▶ _DIRECTIONS_:
Gather all lines with the word "deben" in them.
## start MATERIAL FOR THIS EXERCISE
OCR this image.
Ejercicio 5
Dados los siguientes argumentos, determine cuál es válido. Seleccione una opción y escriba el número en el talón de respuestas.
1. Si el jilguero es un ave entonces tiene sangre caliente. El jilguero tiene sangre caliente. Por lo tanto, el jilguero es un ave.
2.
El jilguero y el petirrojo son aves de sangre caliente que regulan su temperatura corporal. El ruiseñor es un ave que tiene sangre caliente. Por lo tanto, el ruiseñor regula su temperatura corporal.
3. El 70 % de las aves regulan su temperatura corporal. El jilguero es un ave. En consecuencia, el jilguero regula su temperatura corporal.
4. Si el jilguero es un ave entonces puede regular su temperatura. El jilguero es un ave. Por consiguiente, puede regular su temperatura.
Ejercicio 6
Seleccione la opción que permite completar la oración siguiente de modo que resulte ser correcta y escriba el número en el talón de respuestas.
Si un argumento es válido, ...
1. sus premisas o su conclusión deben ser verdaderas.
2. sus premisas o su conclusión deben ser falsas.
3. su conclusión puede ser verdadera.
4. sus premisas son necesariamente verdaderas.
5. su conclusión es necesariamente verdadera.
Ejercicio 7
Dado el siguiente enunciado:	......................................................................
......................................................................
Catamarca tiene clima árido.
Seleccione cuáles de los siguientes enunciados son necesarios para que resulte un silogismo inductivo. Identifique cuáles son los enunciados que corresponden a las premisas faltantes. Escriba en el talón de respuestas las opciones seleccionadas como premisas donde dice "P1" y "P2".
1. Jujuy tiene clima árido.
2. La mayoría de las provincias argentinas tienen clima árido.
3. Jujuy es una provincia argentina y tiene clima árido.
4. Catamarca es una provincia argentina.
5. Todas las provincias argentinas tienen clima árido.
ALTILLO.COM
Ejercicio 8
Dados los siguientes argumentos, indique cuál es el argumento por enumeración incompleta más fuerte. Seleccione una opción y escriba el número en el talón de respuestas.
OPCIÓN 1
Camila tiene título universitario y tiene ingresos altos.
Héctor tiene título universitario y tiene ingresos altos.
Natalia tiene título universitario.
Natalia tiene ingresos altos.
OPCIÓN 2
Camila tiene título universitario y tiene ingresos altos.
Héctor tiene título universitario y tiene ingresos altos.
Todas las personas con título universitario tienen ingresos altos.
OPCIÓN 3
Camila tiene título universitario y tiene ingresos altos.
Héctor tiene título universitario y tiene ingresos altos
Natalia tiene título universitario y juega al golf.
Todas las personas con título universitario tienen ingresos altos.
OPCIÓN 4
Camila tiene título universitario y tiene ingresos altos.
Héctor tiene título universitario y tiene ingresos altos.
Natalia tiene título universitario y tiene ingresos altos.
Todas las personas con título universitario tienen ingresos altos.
## end MATERIAL FOR THIS EXERCISE
▶ _RESULT FOR THIS EXERCISE_:
1. sus premisas o su conclusión deben ser verdaderas.
2. sus premisas o su conclusión deben ser falsas.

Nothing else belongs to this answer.